- _SET PROBLEM_
Each entry below must be repeated word for word.

★ ★ ★ ★

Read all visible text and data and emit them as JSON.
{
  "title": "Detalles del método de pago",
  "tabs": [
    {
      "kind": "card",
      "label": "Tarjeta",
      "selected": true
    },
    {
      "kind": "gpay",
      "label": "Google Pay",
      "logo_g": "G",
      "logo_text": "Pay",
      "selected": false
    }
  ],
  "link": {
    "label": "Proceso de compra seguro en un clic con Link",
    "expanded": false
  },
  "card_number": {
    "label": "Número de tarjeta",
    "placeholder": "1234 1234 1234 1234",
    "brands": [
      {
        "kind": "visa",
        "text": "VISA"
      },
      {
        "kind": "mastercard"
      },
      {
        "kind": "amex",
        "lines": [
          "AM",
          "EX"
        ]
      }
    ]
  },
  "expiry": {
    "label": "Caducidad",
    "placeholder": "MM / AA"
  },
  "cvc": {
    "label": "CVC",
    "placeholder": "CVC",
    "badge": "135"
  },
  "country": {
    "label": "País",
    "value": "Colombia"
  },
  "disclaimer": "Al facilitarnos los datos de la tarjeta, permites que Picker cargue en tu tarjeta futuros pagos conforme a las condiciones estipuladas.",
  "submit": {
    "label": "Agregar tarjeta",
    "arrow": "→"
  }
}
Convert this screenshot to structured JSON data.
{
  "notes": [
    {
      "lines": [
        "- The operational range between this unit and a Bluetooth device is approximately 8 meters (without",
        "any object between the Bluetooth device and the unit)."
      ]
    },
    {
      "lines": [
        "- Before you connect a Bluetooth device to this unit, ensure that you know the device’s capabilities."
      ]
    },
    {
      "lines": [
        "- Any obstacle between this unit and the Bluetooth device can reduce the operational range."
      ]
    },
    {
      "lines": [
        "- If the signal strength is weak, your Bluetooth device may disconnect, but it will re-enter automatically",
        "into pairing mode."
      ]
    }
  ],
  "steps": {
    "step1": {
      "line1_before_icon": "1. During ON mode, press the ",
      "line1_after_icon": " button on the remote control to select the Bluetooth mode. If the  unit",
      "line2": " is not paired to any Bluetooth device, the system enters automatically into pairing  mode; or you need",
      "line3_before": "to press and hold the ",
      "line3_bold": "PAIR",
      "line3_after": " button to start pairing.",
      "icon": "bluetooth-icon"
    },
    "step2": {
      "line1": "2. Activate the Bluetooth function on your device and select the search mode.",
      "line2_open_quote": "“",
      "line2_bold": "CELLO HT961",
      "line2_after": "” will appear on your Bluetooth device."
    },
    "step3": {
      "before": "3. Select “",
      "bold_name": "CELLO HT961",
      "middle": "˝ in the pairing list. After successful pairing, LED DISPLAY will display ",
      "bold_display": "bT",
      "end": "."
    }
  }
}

★ ★ ★ ★

- _RESULT OF THIS EXERCISE_
Read all visible text and data and emit them as JSON.
{
  "title": "Detalles del método de pago",
  "tabs": [
    {
      "kind": "card",
      "label": "Tarjeta",
      "selected": true
    },
    {
      "kind": "gpay",
      "label": "Google Pay",
      "logo_g": "G",
      "logo_text": "Pay",
      "selected": false
    }
  ],
  "link": {
    "label": "Proceso de compra seguro en un clic con Link",
    "expanded": false
  },
  "card_number": {
    "label": "Número de tarjeta",
    "placeholder": "1234 1234 1234 1234",
    "brands": [
      {
        "kind": "visa",
        "text": "VISA"
      },
      {
        "kind": "mastercard"
      },
      {
        "kind": "amex",
        "lines": [
          "AM",
          "EX"
        ]
      }
    ]
  },
  "expiry": {
    "label": "Caducidad",
    "placeholder": "MM / AA"
  },
  "cvc": {
    "label": "CVC",
    "placeholder": "CVC",
    "badge": "135"
  },
  "country": {
    "label": "País",
    "value": "Colombia"
  },
  "disclaimer": "Al facilitarnos los datos de la tarjeta, permites que Picker cargue en tu tarjeta futuros pagos conforme a las condiciones estipuladas.",
  "submit": {
    "label": "Agregar tarjeta",
    "arrow": "→"
  }
}
Convert this screenshot to structured JSON data.
{
  "notes": [
    {
      "lines": [
        "- The operational range between this unit and a Bluetooth device is approximately 8 meters (without",
        "any object between the Bluetooth device and the unit)."
      ]
    },
    {
      "lines": [
        "- Before you connect a Bluetooth device to this unit, ensure that you know the device’s capabilities."
      ]
    },
    {
      "lines": [
        "- Any obstacle between this unit and the Bluetooth device can reduce the operational range."
      ]
    },
    {
      "lines": [
        "- If the signal strength is weak, your Bluetooth device may disconnect, but it will re-enter automatically",
        "into pairing mode."
      ]
    }
  ],
  "steps": {
    "step1": {
      "line1_before_icon": "1. During ON mode, press the ",
      "line1_after_icon": " button on the remote control to select the Bluetooth mode. If the  unit",
      "line2": " is not paired to any Bluetooth device, the system enters automatically into pairing  mode; or you need",
      "line3_before": "to press and hold the ",
      "line3_bold": "PAIR",
      "line3_after": " button to start pairing.",
      "icon": "bluetooth-icon"
    },
    "step2": {
      "line1": "2. Activate the Bluetooth function on your device and select the search mode.",
      "line2_open_quote": "“",
      "line2_bold": "CELLO HT961",
      "line2_after": "” will appear on your Bluetooth device."
    },
    "step3": {
      "before": "3. Select “",
      "bold_name": "CELLO HT961",
      "middle": "˝ in the pairing list. After successful pairing, LED DISPLAY will display ",
      "bold_display": "bT",
      "end": "."
    }
  }
}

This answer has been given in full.